EXERCISE REQUIREMENTS - Which lines have the string "mean"? Copy all of them from the entries below.

(Extracts from a graphics dataset)
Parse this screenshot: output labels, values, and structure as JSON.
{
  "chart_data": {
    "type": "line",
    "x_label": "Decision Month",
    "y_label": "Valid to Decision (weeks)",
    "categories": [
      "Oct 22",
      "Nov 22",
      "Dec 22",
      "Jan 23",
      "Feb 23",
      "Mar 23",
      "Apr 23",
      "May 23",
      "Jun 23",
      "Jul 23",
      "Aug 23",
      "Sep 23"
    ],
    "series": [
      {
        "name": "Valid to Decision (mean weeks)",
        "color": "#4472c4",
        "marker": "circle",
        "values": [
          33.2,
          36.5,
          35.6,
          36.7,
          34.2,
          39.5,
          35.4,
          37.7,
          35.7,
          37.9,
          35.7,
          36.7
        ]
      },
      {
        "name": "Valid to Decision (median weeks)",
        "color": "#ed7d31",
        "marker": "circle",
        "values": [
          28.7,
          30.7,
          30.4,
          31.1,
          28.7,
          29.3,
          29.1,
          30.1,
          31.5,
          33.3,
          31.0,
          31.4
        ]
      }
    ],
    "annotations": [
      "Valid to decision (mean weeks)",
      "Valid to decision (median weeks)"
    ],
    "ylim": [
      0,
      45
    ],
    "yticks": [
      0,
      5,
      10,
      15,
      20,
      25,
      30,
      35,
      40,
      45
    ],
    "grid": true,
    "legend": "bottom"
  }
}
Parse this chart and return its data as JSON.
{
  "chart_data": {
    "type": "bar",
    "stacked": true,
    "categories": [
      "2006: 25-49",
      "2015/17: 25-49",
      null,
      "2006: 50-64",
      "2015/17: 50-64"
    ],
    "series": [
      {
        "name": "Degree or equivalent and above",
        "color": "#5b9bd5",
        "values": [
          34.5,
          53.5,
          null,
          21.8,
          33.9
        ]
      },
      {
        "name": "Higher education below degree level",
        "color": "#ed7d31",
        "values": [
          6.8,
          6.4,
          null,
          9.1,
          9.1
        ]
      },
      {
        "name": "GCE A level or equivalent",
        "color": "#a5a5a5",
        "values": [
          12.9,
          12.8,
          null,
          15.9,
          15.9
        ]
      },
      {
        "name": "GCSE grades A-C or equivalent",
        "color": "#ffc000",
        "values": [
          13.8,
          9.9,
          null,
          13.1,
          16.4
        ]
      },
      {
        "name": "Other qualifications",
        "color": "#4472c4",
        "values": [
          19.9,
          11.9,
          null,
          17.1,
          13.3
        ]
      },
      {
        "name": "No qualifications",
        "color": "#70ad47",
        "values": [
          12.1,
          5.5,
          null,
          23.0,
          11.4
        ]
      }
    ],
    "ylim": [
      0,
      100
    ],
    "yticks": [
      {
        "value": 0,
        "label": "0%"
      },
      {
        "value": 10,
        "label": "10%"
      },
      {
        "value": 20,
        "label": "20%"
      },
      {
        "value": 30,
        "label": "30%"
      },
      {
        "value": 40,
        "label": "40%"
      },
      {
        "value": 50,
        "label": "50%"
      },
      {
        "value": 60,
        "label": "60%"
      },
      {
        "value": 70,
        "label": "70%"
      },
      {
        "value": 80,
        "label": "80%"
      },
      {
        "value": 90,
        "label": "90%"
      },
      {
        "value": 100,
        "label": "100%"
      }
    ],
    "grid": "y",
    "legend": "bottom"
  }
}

SOLUTION FOR THIS TASK -
        "name": "Valid to Decision (mean weeks)",
      "Valid to decision (mean weeks)",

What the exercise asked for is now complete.